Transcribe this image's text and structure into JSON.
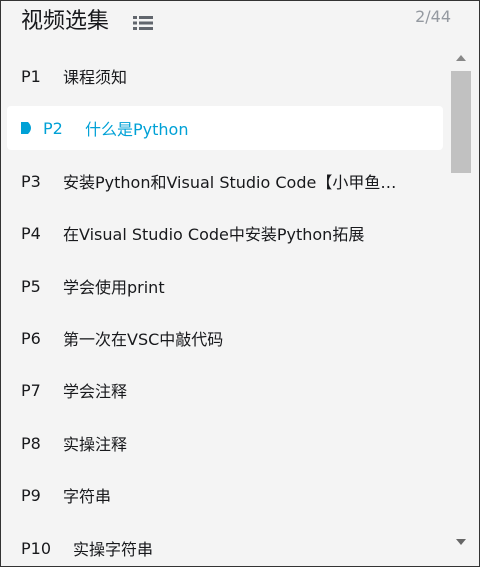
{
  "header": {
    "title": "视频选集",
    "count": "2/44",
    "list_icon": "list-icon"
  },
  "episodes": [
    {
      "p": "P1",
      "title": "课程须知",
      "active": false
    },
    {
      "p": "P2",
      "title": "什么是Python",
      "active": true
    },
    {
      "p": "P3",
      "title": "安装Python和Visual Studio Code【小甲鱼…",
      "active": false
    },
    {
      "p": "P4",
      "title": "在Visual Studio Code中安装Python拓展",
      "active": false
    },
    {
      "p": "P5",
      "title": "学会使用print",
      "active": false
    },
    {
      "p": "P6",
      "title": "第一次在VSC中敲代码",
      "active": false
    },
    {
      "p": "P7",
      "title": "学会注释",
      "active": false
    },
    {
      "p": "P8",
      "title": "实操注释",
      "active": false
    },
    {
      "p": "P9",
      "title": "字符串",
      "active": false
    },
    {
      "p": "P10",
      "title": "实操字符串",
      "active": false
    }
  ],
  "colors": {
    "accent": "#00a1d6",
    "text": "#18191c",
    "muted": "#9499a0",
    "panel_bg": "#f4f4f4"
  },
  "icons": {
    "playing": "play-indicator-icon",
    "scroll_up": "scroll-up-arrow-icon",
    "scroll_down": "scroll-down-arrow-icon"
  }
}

---

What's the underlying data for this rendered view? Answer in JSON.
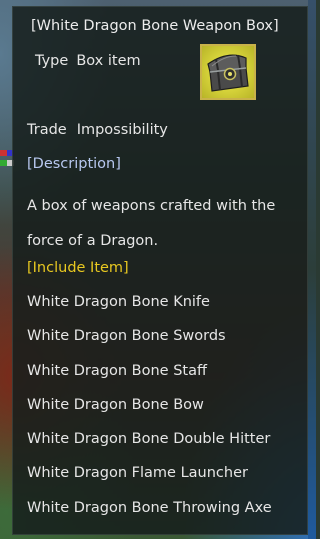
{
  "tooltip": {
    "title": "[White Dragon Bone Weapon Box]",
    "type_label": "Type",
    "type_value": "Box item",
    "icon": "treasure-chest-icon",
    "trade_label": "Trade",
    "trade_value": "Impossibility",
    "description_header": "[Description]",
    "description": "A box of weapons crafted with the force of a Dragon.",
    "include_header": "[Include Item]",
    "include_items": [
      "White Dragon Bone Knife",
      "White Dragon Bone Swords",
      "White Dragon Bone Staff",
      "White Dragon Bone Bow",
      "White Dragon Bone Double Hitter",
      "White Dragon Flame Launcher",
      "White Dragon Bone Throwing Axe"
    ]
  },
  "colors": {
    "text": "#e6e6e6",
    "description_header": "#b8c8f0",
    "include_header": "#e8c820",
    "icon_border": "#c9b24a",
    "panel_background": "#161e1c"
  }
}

Exercise goal = Report how many lines in the entries hold the string "JSON". Nothing but the number is wanted.

Complete output = 2